++++ Dataset extract ++++

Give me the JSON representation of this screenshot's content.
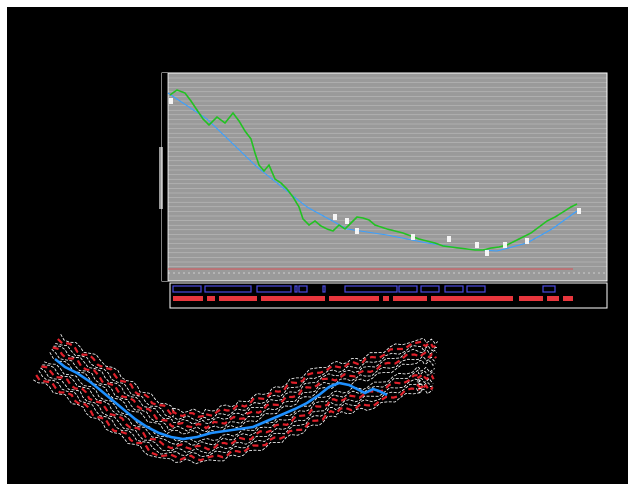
{
  "colors": {
    "background": "#000000",
    "frame": "#ffffff",
    "grid": "#8a8a8a",
    "ground_line": "#22c222",
    "design_line": "#3aa0ff",
    "highlight": "#1e90ff",
    "contour_white": "#ffffff",
    "contour_red": "#e0202a",
    "band_red": "#e8363d",
    "band_blue": "#4a4adf"
  },
  "profile": {
    "icons": [
      "profile-grid-icon",
      "ground-profile-icon",
      "design-grade-icon"
    ]
  },
  "plan": {
    "icons": [
      "plan-contour-icon",
      "alignment-icon"
    ]
  }
}
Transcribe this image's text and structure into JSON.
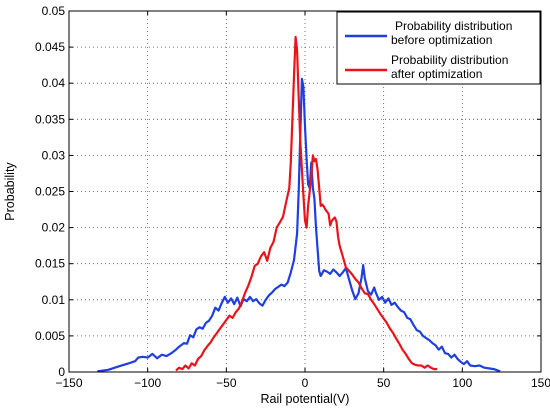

++++

- _Aim of the task_
Pictures in the records above are left out; print everything else exactly as written.

- _Solution to this task_
Give me the JSON representation of this screenshot's content.
{
  "colors": {
    "background": "#000000",
    "frame": "#ffffff",
    "grid": "#8a8a8a",
    "ground_line": "#22c222",
    "design_line": "#3aa0ff",
    "highlight": "#1e90ff",
    "contour_white": "#ffffff",
    "contour_red": "#e0202a",
    "band_red": "#e8363d",
    "band_blue": "#4a4adf"
  },
  "profile": {
    "icons": [
      "profile-grid-icon",
      "ground-profile-icon",
      "design-grade-icon"
    ]
  },
  "plan": {
    "icons": [
      "plan-contour-icon",
      "alignment-icon"
    ]
  }
}
Transcribe this image's text and structure into JSON.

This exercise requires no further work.